Collected data

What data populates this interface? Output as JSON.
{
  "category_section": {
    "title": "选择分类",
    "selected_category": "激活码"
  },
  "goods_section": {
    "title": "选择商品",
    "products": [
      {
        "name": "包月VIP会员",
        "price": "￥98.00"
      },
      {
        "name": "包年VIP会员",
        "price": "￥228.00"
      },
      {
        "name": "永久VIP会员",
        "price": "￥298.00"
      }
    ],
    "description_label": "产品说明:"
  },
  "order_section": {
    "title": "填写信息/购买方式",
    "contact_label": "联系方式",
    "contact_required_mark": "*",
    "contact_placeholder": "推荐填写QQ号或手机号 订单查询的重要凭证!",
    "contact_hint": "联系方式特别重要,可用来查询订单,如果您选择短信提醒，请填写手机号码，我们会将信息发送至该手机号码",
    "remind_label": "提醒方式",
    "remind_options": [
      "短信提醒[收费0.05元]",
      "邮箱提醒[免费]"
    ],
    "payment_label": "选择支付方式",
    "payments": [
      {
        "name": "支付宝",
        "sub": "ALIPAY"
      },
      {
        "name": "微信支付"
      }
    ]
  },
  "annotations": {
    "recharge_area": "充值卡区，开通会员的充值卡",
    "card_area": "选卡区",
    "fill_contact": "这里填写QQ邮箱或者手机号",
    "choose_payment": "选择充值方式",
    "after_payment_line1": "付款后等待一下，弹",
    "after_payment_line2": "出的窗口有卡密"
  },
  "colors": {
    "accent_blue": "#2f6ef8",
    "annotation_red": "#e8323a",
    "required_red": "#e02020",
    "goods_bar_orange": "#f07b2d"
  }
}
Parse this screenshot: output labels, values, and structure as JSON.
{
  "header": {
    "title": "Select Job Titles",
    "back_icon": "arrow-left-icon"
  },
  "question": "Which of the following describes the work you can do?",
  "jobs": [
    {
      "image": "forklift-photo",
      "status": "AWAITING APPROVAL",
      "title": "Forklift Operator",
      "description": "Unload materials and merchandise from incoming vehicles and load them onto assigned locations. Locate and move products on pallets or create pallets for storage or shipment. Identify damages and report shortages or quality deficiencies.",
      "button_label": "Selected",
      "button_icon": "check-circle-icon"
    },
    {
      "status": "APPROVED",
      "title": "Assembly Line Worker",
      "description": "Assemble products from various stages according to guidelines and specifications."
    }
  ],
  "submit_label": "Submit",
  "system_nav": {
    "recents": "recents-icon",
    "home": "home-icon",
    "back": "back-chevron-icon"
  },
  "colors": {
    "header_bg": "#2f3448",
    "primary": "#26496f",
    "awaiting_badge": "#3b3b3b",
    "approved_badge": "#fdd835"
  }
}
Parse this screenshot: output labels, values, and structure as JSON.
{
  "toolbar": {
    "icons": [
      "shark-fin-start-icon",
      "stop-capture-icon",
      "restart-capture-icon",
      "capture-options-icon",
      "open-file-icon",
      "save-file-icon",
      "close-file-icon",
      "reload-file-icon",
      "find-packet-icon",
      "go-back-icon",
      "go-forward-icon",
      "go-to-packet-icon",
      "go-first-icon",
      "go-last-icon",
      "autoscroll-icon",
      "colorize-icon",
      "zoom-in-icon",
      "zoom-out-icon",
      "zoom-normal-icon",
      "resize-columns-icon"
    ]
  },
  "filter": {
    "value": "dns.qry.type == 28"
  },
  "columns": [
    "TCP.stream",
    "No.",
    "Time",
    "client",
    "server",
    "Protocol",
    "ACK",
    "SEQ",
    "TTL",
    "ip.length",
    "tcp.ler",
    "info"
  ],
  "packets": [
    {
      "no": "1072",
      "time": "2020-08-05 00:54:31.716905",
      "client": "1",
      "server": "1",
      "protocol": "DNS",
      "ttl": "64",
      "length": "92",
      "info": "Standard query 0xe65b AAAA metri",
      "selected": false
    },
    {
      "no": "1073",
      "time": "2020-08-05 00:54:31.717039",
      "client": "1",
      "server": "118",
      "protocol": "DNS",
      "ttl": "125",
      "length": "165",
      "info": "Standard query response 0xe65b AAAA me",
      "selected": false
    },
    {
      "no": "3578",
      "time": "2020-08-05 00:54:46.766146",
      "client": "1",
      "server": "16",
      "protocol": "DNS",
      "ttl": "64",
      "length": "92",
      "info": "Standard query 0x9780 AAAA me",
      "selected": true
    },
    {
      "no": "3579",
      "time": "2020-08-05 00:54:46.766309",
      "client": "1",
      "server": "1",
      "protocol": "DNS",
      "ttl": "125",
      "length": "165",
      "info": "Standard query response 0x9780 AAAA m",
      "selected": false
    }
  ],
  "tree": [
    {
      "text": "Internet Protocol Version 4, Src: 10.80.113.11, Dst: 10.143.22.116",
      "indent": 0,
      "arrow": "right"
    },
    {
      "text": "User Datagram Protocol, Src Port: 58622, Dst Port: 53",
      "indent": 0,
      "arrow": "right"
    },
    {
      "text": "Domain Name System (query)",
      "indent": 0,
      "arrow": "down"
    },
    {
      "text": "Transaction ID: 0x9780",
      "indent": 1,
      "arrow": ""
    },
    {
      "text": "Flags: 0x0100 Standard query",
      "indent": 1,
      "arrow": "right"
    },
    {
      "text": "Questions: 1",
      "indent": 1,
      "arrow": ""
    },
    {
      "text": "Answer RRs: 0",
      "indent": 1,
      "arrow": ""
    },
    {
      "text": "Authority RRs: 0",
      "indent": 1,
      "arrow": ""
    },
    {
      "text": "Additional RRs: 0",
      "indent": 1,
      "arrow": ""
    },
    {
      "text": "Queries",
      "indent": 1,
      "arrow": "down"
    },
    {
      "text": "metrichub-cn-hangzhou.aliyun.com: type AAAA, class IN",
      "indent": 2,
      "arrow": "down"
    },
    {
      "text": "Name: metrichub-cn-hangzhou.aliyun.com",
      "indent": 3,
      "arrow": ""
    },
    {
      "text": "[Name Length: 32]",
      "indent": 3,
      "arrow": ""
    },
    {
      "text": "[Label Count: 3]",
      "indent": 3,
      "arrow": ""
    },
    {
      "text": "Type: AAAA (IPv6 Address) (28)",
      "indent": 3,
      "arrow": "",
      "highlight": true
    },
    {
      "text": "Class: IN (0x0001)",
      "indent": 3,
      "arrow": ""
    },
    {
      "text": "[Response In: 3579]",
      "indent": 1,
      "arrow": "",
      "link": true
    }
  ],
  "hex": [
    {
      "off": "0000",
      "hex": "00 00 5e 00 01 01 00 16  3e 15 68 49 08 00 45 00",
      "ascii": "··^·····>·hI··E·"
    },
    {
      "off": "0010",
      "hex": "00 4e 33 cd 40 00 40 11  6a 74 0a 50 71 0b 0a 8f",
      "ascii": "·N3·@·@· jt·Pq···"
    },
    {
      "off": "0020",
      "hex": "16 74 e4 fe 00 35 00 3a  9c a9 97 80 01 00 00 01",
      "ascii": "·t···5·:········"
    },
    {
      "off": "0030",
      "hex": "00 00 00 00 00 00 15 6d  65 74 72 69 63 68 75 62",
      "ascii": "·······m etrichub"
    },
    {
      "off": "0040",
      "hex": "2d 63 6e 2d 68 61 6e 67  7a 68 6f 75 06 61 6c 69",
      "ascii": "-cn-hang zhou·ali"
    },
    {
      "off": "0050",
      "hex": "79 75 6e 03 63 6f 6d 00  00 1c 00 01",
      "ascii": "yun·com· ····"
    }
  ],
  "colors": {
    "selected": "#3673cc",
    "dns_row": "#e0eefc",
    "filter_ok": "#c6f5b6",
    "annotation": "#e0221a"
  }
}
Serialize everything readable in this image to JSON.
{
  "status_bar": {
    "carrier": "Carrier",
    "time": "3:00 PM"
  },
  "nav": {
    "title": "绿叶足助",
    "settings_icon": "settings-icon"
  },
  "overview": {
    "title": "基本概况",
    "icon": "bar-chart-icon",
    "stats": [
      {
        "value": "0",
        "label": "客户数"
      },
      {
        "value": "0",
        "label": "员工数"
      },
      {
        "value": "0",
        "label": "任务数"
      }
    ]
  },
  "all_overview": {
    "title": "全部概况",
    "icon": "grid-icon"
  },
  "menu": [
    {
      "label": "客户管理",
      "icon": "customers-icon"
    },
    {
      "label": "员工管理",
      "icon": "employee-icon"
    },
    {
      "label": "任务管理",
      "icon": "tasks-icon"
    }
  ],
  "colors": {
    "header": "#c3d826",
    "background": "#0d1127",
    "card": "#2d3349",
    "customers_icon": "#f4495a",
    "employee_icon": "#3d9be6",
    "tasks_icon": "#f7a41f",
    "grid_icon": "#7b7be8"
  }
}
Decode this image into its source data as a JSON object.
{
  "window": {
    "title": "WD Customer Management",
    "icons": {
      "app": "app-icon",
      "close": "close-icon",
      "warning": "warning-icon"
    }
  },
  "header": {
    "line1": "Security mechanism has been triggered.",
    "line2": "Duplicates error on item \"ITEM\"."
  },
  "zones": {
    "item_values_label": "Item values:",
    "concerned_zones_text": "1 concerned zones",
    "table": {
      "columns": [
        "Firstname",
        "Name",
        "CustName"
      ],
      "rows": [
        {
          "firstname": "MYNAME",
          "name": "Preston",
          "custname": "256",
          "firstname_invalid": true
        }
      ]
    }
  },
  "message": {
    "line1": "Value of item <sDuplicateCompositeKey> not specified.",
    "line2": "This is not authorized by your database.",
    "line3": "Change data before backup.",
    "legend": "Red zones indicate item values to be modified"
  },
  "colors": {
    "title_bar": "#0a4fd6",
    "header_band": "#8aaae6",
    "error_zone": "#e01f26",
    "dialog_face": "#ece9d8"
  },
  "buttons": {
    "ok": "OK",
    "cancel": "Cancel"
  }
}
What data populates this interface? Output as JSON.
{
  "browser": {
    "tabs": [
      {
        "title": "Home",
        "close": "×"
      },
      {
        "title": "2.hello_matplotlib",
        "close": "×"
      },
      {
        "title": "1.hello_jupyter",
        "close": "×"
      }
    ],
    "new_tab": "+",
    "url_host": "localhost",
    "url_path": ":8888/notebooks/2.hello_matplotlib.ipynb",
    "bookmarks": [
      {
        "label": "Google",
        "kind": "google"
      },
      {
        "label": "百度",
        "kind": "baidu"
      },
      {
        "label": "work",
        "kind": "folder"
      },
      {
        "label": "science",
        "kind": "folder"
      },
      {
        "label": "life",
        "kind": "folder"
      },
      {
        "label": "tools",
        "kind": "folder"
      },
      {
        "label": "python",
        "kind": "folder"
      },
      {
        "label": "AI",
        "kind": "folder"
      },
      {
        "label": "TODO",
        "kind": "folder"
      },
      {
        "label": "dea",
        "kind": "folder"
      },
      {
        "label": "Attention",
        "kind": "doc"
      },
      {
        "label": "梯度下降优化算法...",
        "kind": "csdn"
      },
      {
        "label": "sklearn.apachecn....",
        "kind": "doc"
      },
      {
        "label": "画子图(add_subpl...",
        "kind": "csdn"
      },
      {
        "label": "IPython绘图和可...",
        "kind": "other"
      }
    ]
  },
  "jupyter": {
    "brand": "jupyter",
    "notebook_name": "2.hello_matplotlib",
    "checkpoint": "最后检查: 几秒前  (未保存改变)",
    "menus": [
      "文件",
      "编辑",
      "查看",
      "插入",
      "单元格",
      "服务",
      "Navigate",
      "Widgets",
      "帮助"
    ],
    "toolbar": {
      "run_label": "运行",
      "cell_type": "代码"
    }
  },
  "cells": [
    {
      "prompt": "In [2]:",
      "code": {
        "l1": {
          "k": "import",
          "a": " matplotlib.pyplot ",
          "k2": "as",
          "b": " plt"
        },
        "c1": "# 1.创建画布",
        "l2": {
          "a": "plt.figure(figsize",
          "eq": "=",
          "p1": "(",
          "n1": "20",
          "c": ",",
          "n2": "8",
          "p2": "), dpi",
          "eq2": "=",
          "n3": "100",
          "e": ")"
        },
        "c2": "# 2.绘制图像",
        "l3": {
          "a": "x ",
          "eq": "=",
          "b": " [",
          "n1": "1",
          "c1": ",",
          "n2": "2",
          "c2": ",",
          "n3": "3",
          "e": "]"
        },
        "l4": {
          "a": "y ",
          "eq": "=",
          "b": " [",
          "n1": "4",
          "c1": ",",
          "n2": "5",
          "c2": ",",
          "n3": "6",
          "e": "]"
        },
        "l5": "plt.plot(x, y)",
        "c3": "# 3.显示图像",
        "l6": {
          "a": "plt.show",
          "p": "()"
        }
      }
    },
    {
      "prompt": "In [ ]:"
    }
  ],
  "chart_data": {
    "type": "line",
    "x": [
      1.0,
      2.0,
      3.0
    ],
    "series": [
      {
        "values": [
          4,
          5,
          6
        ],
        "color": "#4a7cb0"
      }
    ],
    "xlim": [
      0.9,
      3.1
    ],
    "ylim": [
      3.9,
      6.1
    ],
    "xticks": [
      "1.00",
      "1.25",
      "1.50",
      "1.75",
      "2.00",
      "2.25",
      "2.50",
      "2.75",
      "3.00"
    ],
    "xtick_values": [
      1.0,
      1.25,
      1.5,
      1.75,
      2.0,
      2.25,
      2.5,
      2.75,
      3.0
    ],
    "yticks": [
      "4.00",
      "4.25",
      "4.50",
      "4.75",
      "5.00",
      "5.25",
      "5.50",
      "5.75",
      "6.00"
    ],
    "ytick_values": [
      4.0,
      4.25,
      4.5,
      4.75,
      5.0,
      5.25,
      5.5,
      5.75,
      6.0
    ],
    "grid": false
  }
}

• [THE EXERCISE] Copy each line in the data that holds the word "metrichub".

• [CORRECT RESPONSE]
      "text": "metrichub-cn-hangzhou.aliyun.com: type AAAA, class IN",
      "text": "Name: metrichub-cn-hangzhou.aliyun.com",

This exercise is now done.